(Records provided)
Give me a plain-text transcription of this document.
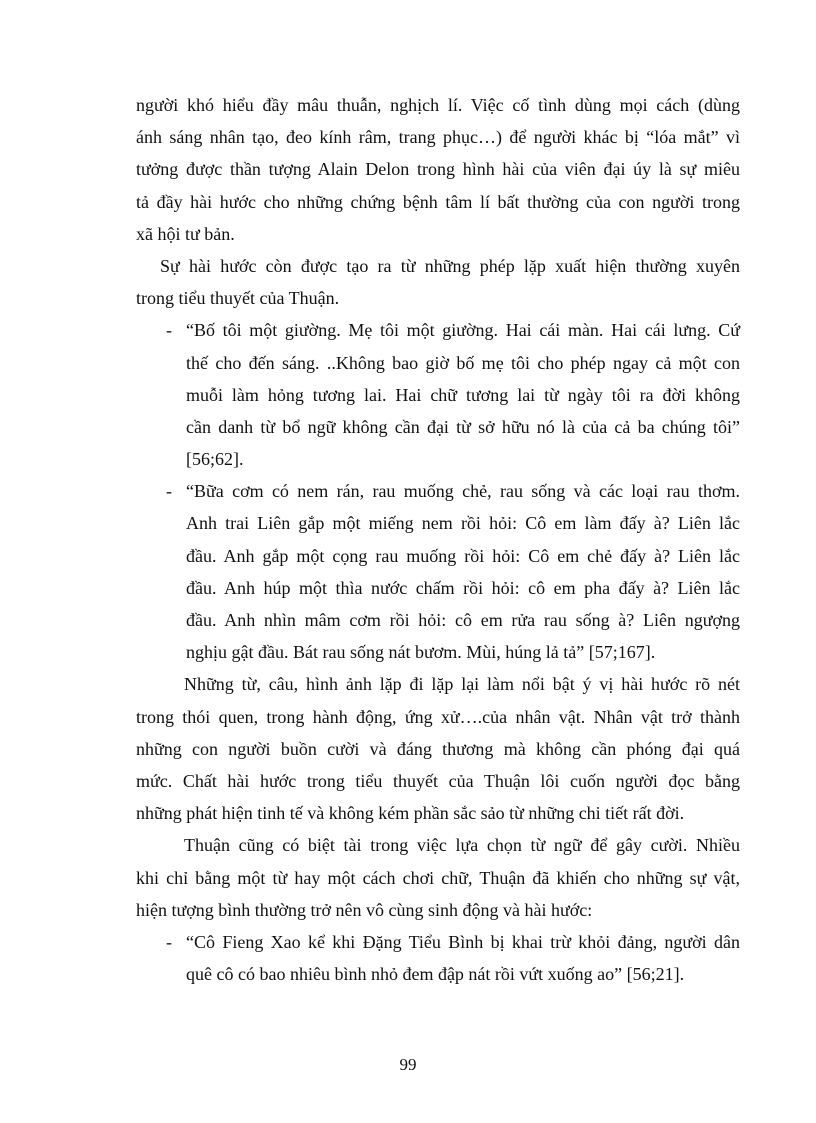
người khó hiểu đầy mâu thuẫn, nghịch lí. Việc cố tình dùng mọi cách (dùng
ánh sáng nhân tạo, đeo kính râm, trang phục…) để người khác bị “lóa mắt” vì
tưởng được thần tượng Alain Delon trong hình hài của viên đại úy là sự miêu
tả đầy hài hước cho những chứng bệnh tâm lí bất thường của con người trong
xã hội tư bản.
Sự hài hước còn được tạo ra từ những phép lặp xuất hiện thường xuyên
trong tiểu thuyết của Thuận.
- “Bố tôi một giường. Mẹ tôi một giường. Hai cái màn. Hai cái lưng. Cứ
thế cho đến sáng. ..Không bao giờ bố mẹ tôi cho phép ngay cả một con
muỗi làm hỏng tương lai. Hai chữ tương lai từ ngày tôi ra đời không
cần danh từ bổ ngữ không cần đại từ sở hữu nó là của cả ba chúng tôi”
[56;62].
- “Bữa cơm có nem rán, rau muống chẻ, rau sống và các loại rau thơm.
Anh trai Liên gắp một miếng nem rồi hỏi: Cô em làm đấy à? Liên lắc
đầu. Anh gắp một cọng rau muống rồi hỏi: Cô em chẻ đấy à? Liên lắc
đầu. Anh húp một thìa nước chấm rồi hỏi: cô em pha đấy à? Liên lắc
đầu. Anh nhìn mâm cơm rồi hỏi: cô em rửa rau sống à? Liên ngượng
nghịu gật đầu. Bát rau sống nát bươm. Mùi, húng lả tả” [57;167].
Những từ, câu, hình ảnh lặp đi lặp lại làm nổi bật ý vị hài hước rõ nét
trong thói quen, trong hành động, ứng xử….của nhân vật. Nhân vật trở thành
những con người buồn cười và đáng thương mà không cần phóng đại quá
mức. Chất hài hước trong tiểu thuyết của Thuận lôi cuốn người đọc bằng
những phát hiện tinh tế và không kém phần sắc sảo từ những chi tiết rất đời.
Thuận cũng có biệt tài trong việc lựa chọn từ ngữ để gây cười. Nhiều
khi chỉ bằng một từ hay một cách chơi chữ, Thuận đã khiến cho những sự vật,
hiện tượng bình thường trở nên vô cùng sinh động và hài hước:
- “Cô Fieng Xao kể khi Đặng Tiểu Bình bị khai trừ khỏi đảng, người dân
quê cô có bao nhiêu bình nhỏ đem đập nát rồi vứt xuống ao” [56;21].
99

(Requirements)
Reproduce every entry word for word, but omit the pictures.

(Result of the task)
Give me a plain-text transcription of this document.
người khó hiểu đầy mâu thuẫn, nghịch lí. Việc cố tình dùng mọi cách (dùng
ánh sáng nhân tạo, đeo kính râm, trang phục…) để người khác bị “lóa mắt” vì
tưởng được thần tượng Alain Delon trong hình hài của viên đại úy là sự miêu
tả đầy hài hước cho những chứng bệnh tâm lí bất thường của con người trong
xã hội tư bản.
Sự hài hước còn được tạo ra từ những phép lặp xuất hiện thường xuyên
trong tiểu thuyết của Thuận.
- “Bố tôi một giường. Mẹ tôi một giường. Hai cái màn. Hai cái lưng. Cứ
thế cho đến sáng. ..Không bao giờ bố mẹ tôi cho phép ngay cả một con
muỗi làm hỏng tương lai. Hai chữ tương lai từ ngày tôi ra đời không
cần danh từ bổ ngữ không cần đại từ sở hữu nó là của cả ba chúng tôi”
[56;62].
- “Bữa cơm có nem rán, rau muống chẻ, rau sống và các loại rau thơm.
Anh trai Liên gắp một miếng nem rồi hỏi: Cô em làm đấy à? Liên lắc
đầu. Anh gắp một cọng rau muống rồi hỏi: Cô em chẻ đấy à? Liên lắc
đầu. Anh húp một thìa nước chấm rồi hỏi: cô em pha đấy à? Liên lắc
đầu. Anh nhìn mâm cơm rồi hỏi: cô em rửa rau sống à? Liên ngượng
nghịu gật đầu. Bát rau sống nát bươm. Mùi, húng lả tả” [57;167].
Những từ, câu, hình ảnh lặp đi lặp lại làm nổi bật ý vị hài hước rõ nét
trong thói quen, trong hành động, ứng xử….của nhân vật. Nhân vật trở thành
những con người buồn cười và đáng thương mà không cần phóng đại quá
mức. Chất hài hước trong tiểu thuyết của Thuận lôi cuốn người đọc bằng
những phát hiện tinh tế và không kém phần sắc sảo từ những chi tiết rất đời.
Thuận cũng có biệt tài trong việc lựa chọn từ ngữ để gây cười. Nhiều
khi chỉ bằng một từ hay một cách chơi chữ, Thuận đã khiến cho những sự vật,
hiện tượng bình thường trở nên vô cùng sinh động và hài hước:
- “Cô Fieng Xao kể khi Đặng Tiểu Bình bị khai trừ khỏi đảng, người dân
quê cô có bao nhiêu bình nhỏ đem đập nát rồi vứt xuống ao” [56;21].
99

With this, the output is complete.